# What the exercise asks
Print every entry, word for word, and skip the images.

# Record list
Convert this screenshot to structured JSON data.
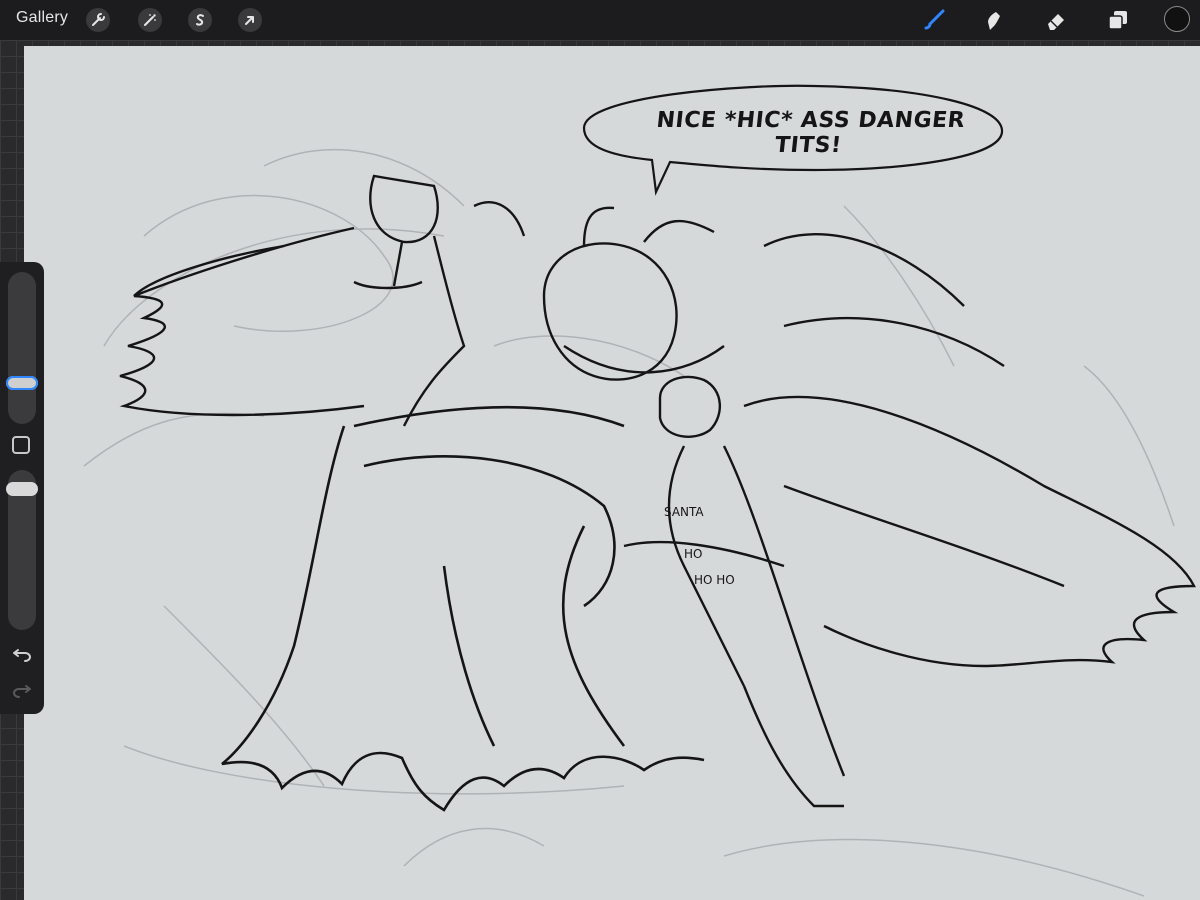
{
  "topbar": {
    "gallery_label": "Gallery",
    "left_tools": [
      "wrench-icon",
      "magic-wand-icon",
      "selection-icon",
      "transform-arrow-icon"
    ],
    "right_tools": [
      "brush-icon",
      "smudge-icon",
      "eraser-icon",
      "layers-icon"
    ],
    "active_tool": "brush-icon",
    "current_color": "#111111",
    "accent_color": "#2f86ff"
  },
  "canvas": {
    "speech_bubble_text": "NICE *HIC* ASS DANGER TITS!"
  },
  "sidebar": {
    "brush_size_slider": "size",
    "opacity_slider": "opacity",
    "modify_button": "square-icon",
    "undo": "undo-icon",
    "redo": "redo-icon"
  }
}
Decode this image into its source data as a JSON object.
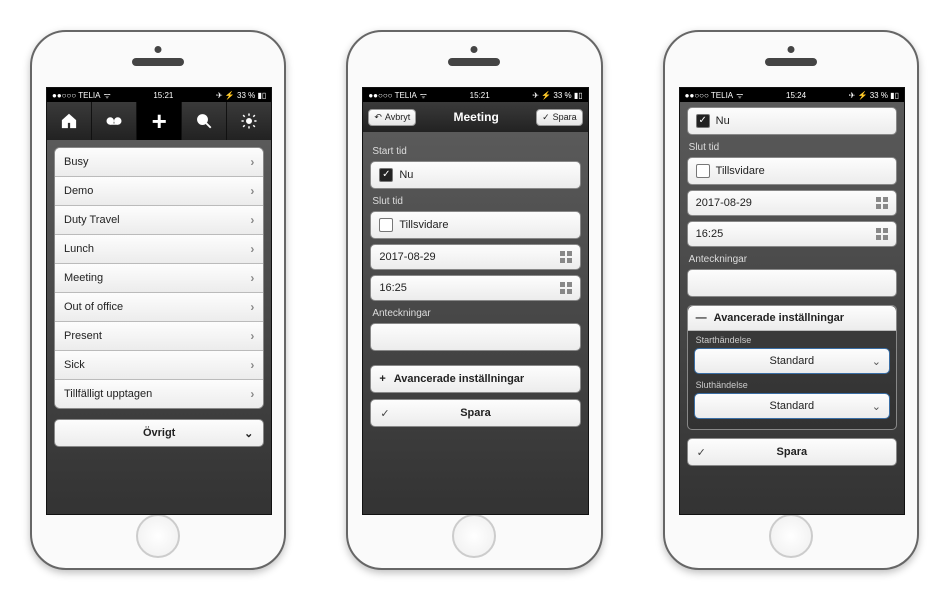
{
  "status": {
    "carrier": "●●○○○ TELIA",
    "wifi": "ᯤ",
    "time1": "15:21",
    "time2": "15:21",
    "time3": "15:24",
    "right": "✈ ⚡ 33 % ▮▯"
  },
  "screen1": {
    "activities": [
      "Busy",
      "Demo",
      "Duty Travel",
      "Lunch",
      "Meeting",
      "Out of office",
      "Present",
      "Sick",
      "Tillfälligt upptagen"
    ],
    "other_label": "Övrigt"
  },
  "screen2": {
    "nav_cancel": "Avbryt",
    "nav_title": "Meeting",
    "nav_save": "Spara",
    "start_label": "Start tid",
    "now_label": "Nu",
    "end_label": "Slut tid",
    "until_label": "Tillsvidare",
    "date_value": "2017-08-29",
    "time_value": "16:25",
    "notes_label": "Anteckningar",
    "notes_value": "",
    "advanced_label": "Avancerade inställningar",
    "save_label": "Spara"
  },
  "screen3": {
    "now_label": "Nu",
    "end_label": "Slut tid",
    "until_label": "Tillsvidare",
    "date_value": "2017-08-29",
    "time_value": "16:25",
    "notes_label": "Anteckningar",
    "notes_value": "",
    "advanced_label": "Avancerade inställningar",
    "start_event_label": "Starthändelse",
    "start_event_value": "Standard",
    "end_event_label": "Sluthändelse",
    "end_event_value": "Standard",
    "save_label": "Spara"
  }
}
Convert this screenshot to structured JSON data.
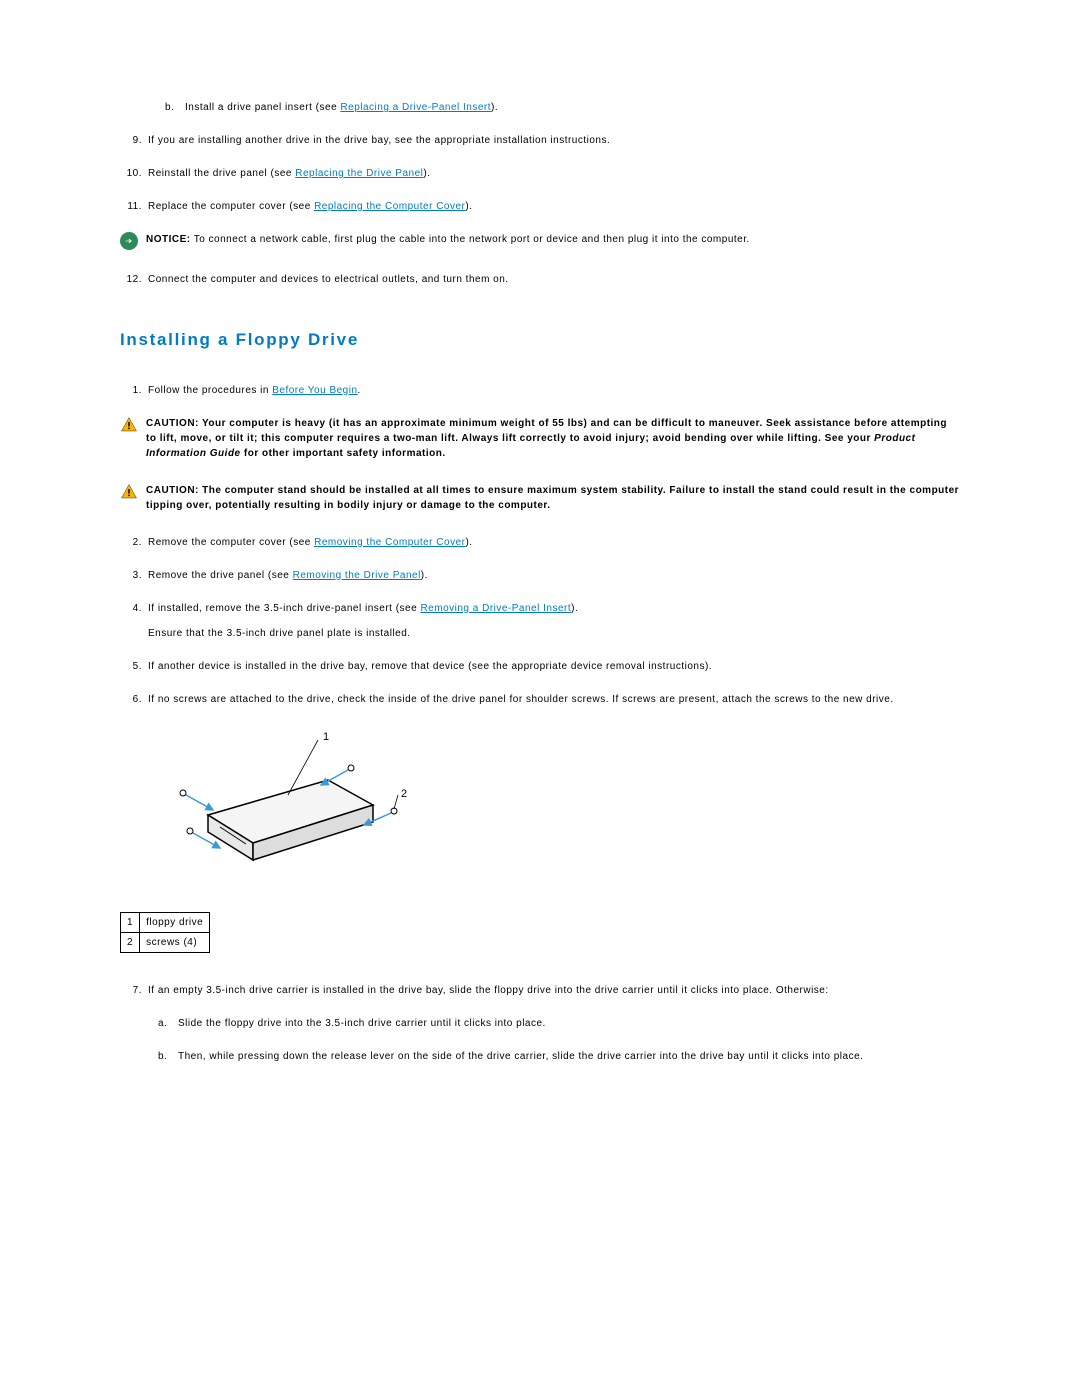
{
  "topSubItem": {
    "marker": "b.",
    "text_before": "Install a drive panel insert (see ",
    "link": "Replacing a Drive-Panel Insert",
    "text_after": ")."
  },
  "steps_upper": [
    {
      "n": "9.",
      "text": "If you are installing another drive in the drive bay, see the appropriate installation instructions."
    },
    {
      "n": "10.",
      "text_before": "Reinstall the drive panel (see ",
      "link": "Replacing the Drive Panel",
      "text_after": ")."
    },
    {
      "n": "11.",
      "text_before": "Replace the computer cover (see ",
      "link": "Replacing the Computer Cover",
      "text_after": ")."
    }
  ],
  "notice": {
    "label": "NOTICE:",
    "text": " To connect a network cable, first plug the cable into the network port or device and then plug it into the computer."
  },
  "step12": {
    "n": "12.",
    "text": "Connect the computer and devices to electrical outlets, and turn them on."
  },
  "heading": "Installing a Floppy Drive",
  "step1": {
    "n": "1.",
    "text_before": "Follow the procedures in ",
    "link": "Before You Begin",
    "text_after": "."
  },
  "caution1": {
    "label": "CAUTION:",
    "text_a": " Your computer is heavy (it has an approximate minimum weight of 55 lbs) and can be difficult to maneuver. Seek assistance before attempting to lift, move, or tilt it; this computer requires a two-man lift. Always lift correctly to avoid injury; avoid bending over while lifting. See your ",
    "ital": "Product Information Guide",
    "text_b": " for other important safety information."
  },
  "caution2": {
    "label": "CAUTION:",
    "text": " The computer stand should be installed at all times to ensure maximum system stability. Failure to install the stand could result in the computer tipping over, potentially resulting in bodily injury or damage to the computer."
  },
  "step2": {
    "n": "2.",
    "text_before": "Remove the computer cover (see ",
    "link": "Removing the Computer Cover",
    "text_after": ")."
  },
  "step3": {
    "n": "3.",
    "text_before": "Remove the drive panel (see ",
    "link": "Removing the Drive Panel",
    "text_after": ")."
  },
  "step4": {
    "n": "4.",
    "text_before": "If installed, remove the 3.5-inch drive-panel insert (see ",
    "link": "Removing a Drive-Panel Insert",
    "text_after": ").",
    "extra": "Ensure that the 3.5-inch drive panel plate is installed."
  },
  "step5": {
    "n": "5.",
    "text": "If another device is installed in the drive bay, remove that device (see the appropriate device removal instructions)."
  },
  "step6": {
    "n": "6.",
    "text": "If no screws are attached to the drive, check the inside of the drive panel for shoulder screws. If screws are present, attach the screws to the new drive."
  },
  "legend": {
    "r1n": "1",
    "r1t": "floppy drive",
    "r2n": "2",
    "r2t": "screws (4)"
  },
  "diagram_labels": {
    "l1": "1",
    "l2": "2"
  },
  "step7": {
    "n": "7.",
    "text": "If an empty 3.5-inch drive carrier is installed in the drive bay, slide the floppy drive into the drive carrier until it clicks into place. Otherwise:"
  },
  "sub7a": {
    "marker": "a.",
    "text": "Slide the floppy drive into the 3.5-inch drive carrier until it clicks into place."
  },
  "sub7b": {
    "marker": "b.",
    "text": "Then, while pressing down the release lever on the side of the drive carrier, slide the drive carrier into the drive bay until it clicks into place."
  }
}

# Result
Convert this screenshot to structured JSON data.
{
  "topbar": {
    "gallery_label": "Gallery",
    "left_tools": [
      "wrench-icon",
      "magic-wand-icon",
      "selection-icon",
      "transform-arrow-icon"
    ],
    "right_tools": [
      "brush-icon",
      "smudge-icon",
      "eraser-icon",
      "layers-icon"
    ],
    "active_tool": "brush-icon",
    "current_color": "#111111",
    "accent_color": "#2f86ff"
  },
  "canvas": {
    "speech_bubble_text": "NICE *HIC* ASS DANGER TITS!"
  },
  "sidebar": {
    "brush_size_slider": "size",
    "opacity_slider": "opacity",
    "modify_button": "square-icon",
    "undo": "undo-icon",
    "redo": "redo-icon"
  }
}
Decode this image into its source data as a JSON object.
{
  "status": {
    "carrier": "●●○○○ TELIA",
    "wifi": "ᯤ",
    "time1": "15:21",
    "time2": "15:21",
    "time3": "15:24",
    "right": "✈ ⚡ 33 % ▮▯"
  },
  "screen1": {
    "activities": [
      "Busy",
      "Demo",
      "Duty Travel",
      "Lunch",
      "Meeting",
      "Out of office",
      "Present",
      "Sick",
      "Tillfälligt upptagen"
    ],
    "other_label": "Övrigt"
  },
  "screen2": {
    "nav_cancel": "Avbryt",
    "nav_title": "Meeting",
    "nav_save": "Spara",
    "start_label": "Start tid",
    "now_label": "Nu",
    "end_label": "Slut tid",
    "until_label": "Tillsvidare",
    "date_value": "2017-08-29",
    "time_value": "16:25",
    "notes_label": "Anteckningar",
    "notes_value": "",
    "advanced_label": "Avancerade inställningar",
    "save_label": "Spara"
  },
  "screen3": {
    "now_label": "Nu",
    "end_label": "Slut tid",
    "until_label": "Tillsvidare",
    "date_value": "2017-08-29",
    "time_value": "16:25",
    "notes_label": "Anteckningar",
    "notes_value": "",
    "advanced_label": "Avancerade inställningar",
    "start_event_label": "Starthändelse",
    "start_event_value": "Standard",
    "end_event_label": "Sluthändelse",
    "end_event_value": "Standard",
    "save_label": "Spara"
  }
}
Convert this screenshot to structured JSON data.
{
  "topSubItem": {
    "marker": "b.",
    "text_before": "Install a drive panel insert (see ",
    "link": "Replacing a Drive-Panel Insert",
    "text_after": ")."
  },
  "steps_upper": [
    {
      "n": "9.",
      "text": "If you are installing another drive in the drive bay, see the appropriate installation instructions."
    },
    {
      "n": "10.",
      "text_before": "Reinstall the drive panel (see ",
      "link": "Replacing the Drive Panel",
      "text_after": ")."
    },
    {
      "n": "11.",
      "text_before": "Replace the computer cover (see ",
      "link": "Replacing the Computer Cover",
      "text_after": ")."
    }
  ],
  "notice": {
    "label": "NOTICE:",
    "text": " To connect a network cable, first plug the cable into the network port or device and then plug it into the computer."
  },
  "step12": {
    "n": "12.",
    "text": "Connect the computer and devices to electrical outlets, and turn them on."
  },
  "heading": "Installing a Floppy Drive",
  "step1": {
    "n": "1.",
    "text_before": "Follow the procedures in ",
    "link": "Before You Begin",
    "text_after": "."
  },
  "caution1": {
    "label": "CAUTION:",
    "text_a": " Your computer is heavy (it has an approximate minimum weight of 55 lbs) and can be difficult to maneuver. Seek assistance before attempting to lift, move, or tilt it; this computer requires a two-man lift. Always lift correctly to avoid injury; avoid bending over while lifting. See your ",
    "ital": "Product Information Guide",
    "text_b": " for other important safety information."
  },
  "caution2": {
    "label": "CAUTION:",
    "text": " The computer stand should be installed at all times to ensure maximum system stability. Failure to install the stand could result in the computer tipping over, potentially resulting in bodily injury or damage to the computer."
  },
  "step2": {
    "n": "2.",
    "text_before": "Remove the computer cover (see ",
    "link": "Removing the Computer Cover",
    "text_after": ")."
  },
  "step3": {
    "n": "3.",
    "text_before": "Remove the drive panel (see ",
    "link": "Removing the Drive Panel",
    "text_after": ")."
  },
  "step4": {
    "n": "4.",
    "text_before": "If installed, remove the 3.5-inch drive-panel insert (see ",
    "link": "Removing a Drive-Panel Insert",
    "text_after": ").",
    "extra": "Ensure that the 3.5-inch drive panel plate is installed."
  },
  "step5": {
    "n": "5.",
    "text": "If another device is installed in the drive bay, remove that device (see the appropriate device removal instructions)."
  },
  "step6": {
    "n": "6.",
    "text": "If no screws are attached to the drive, check the inside of the drive panel for shoulder screws. If screws are present, attach the screws to the new drive."
  },
  "legend": {
    "r1n": "1",
    "r1t": "floppy drive",
    "r2n": "2",
    "r2t": "screws (4)"
  },
  "diagram_labels": {
    "l1": "1",
    "l2": "2"
  },
  "step7": {
    "n": "7.",
    "text": "If an empty 3.5-inch drive carrier is installed in the drive bay, slide the floppy drive into the drive carrier until it clicks into place. Otherwise:"
  },
  "sub7a": {
    "marker": "a.",
    "text": "Slide the floppy drive into the 3.5-inch drive carrier until it clicks into place."
  },
  "sub7b": {
    "marker": "b.",
    "text": "Then, while pressing down the release lever on the side of the drive carrier, slide the drive carrier into the drive bay until it clicks into place."
  }
}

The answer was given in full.